YOUR TASK: Collect every line in the records below that contains the word "JSON".

EXERCISE MATERIALS:
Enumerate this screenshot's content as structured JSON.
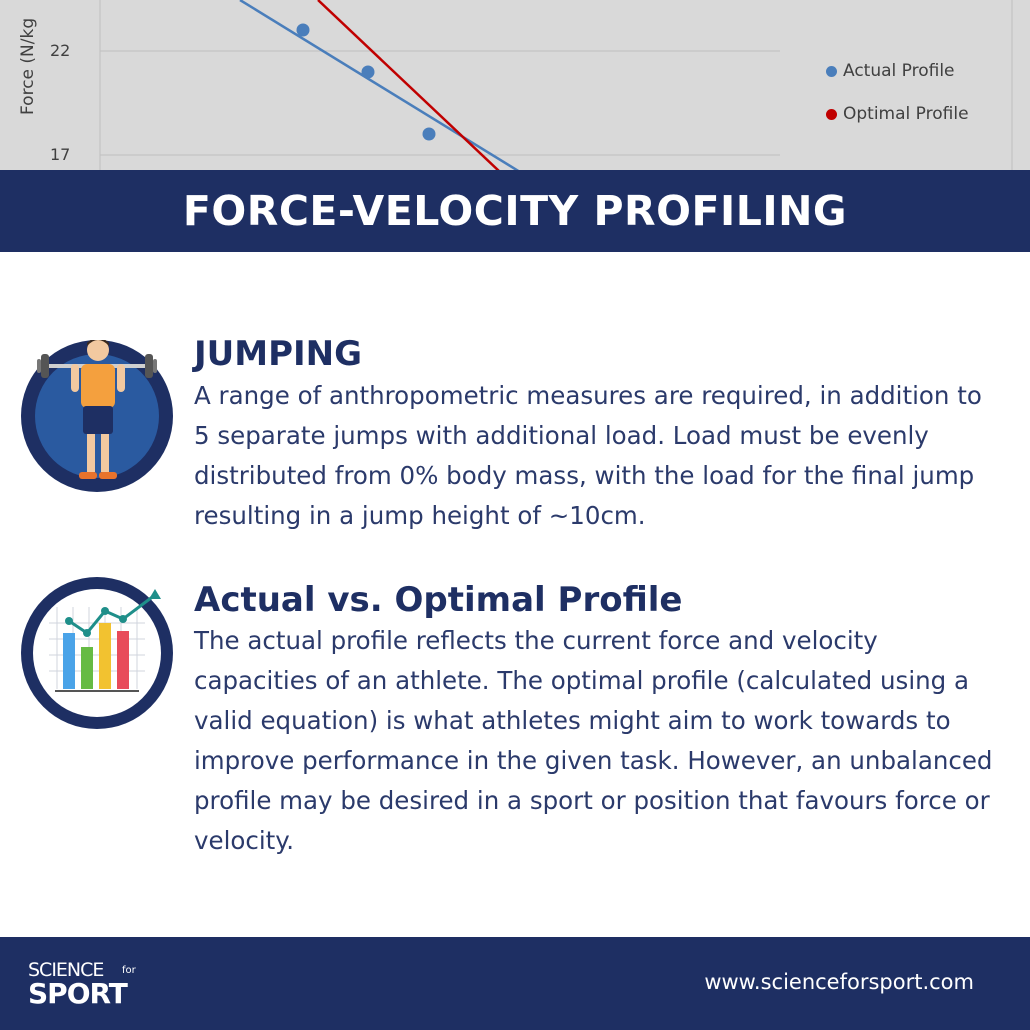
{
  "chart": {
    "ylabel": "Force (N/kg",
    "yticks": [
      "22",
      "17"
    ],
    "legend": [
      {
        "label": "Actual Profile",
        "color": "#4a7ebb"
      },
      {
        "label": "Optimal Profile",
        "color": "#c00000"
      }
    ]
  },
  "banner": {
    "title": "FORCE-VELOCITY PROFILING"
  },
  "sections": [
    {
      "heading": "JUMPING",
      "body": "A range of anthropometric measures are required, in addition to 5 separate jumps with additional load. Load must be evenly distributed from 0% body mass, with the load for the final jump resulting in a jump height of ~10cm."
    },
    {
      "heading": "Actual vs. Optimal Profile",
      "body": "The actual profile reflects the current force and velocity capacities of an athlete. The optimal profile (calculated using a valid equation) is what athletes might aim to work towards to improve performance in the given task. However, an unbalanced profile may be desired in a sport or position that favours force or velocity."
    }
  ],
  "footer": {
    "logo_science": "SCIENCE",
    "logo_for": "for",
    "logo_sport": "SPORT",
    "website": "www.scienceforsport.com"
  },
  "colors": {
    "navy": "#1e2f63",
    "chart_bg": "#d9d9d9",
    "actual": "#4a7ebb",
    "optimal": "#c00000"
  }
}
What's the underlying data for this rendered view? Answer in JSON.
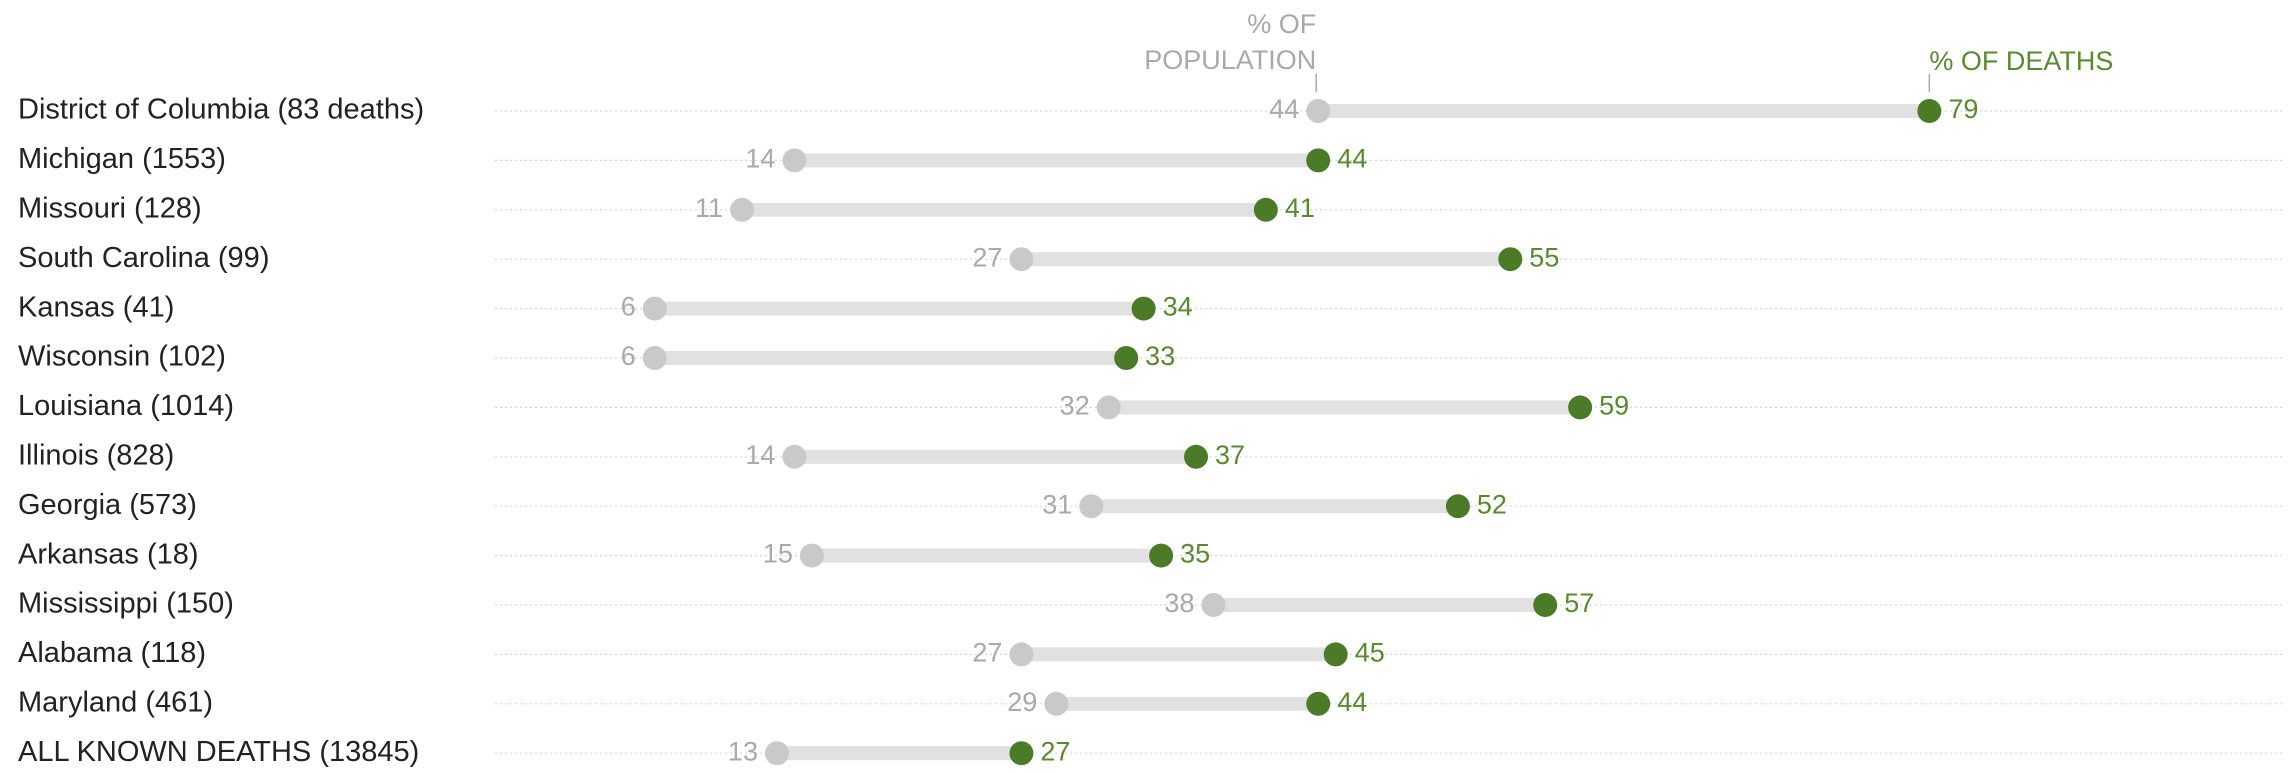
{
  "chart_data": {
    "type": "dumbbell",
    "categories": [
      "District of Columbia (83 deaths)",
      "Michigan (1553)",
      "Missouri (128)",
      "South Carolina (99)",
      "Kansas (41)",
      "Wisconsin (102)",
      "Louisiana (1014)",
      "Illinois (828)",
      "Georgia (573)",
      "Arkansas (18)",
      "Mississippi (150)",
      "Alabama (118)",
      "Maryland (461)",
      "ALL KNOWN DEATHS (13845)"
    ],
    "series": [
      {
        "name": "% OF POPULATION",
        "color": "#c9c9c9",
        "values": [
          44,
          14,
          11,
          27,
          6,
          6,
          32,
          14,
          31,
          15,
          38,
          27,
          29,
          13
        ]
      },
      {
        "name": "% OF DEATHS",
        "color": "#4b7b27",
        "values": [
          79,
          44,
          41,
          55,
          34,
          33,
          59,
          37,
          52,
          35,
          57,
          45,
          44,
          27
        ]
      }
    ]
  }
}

---

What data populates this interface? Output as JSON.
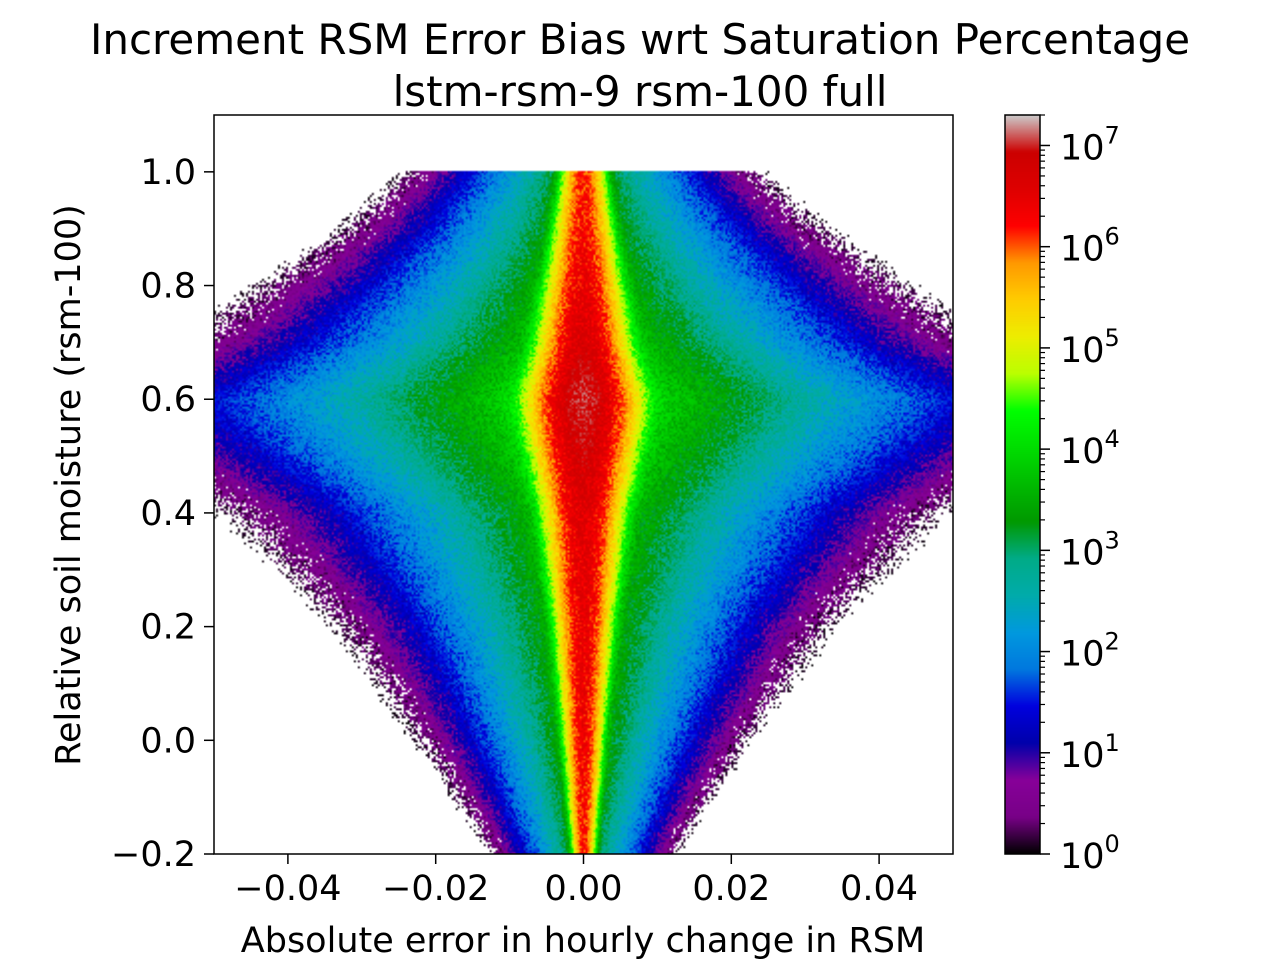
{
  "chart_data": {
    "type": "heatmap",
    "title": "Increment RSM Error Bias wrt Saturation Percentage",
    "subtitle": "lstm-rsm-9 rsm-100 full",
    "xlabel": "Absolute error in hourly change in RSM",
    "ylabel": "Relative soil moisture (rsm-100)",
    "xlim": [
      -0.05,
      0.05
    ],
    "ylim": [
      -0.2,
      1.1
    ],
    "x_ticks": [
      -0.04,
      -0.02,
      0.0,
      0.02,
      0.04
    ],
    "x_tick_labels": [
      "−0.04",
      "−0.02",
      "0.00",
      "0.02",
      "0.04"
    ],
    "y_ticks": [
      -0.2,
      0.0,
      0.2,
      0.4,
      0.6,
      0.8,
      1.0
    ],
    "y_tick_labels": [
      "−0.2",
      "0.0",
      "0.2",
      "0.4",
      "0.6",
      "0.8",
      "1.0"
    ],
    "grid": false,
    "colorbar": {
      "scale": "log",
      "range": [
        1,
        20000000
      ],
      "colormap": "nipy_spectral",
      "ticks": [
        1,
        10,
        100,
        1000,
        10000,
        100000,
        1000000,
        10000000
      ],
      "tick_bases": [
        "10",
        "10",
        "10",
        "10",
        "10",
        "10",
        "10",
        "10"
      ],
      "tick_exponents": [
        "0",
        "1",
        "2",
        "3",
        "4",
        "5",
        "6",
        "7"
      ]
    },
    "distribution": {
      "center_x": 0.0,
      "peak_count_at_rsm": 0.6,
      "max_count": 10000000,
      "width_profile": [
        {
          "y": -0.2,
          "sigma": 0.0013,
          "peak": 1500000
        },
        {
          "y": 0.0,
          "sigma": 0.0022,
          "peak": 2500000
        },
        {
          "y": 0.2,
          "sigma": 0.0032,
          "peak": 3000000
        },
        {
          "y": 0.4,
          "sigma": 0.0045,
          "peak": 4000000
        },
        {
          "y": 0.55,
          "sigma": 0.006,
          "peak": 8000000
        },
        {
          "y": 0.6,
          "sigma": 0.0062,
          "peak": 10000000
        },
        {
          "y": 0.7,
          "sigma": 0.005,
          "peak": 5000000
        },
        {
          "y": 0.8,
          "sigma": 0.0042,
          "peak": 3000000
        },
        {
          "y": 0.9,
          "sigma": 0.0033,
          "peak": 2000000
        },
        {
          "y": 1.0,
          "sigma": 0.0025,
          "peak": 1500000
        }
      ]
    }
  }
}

WRITTEN RESPONSE:
Enumerate this screenshot's content as structured JSON.
What's the underlying data for this rendered view? Answer in JSON.
What data populates this interface? Output as JSON.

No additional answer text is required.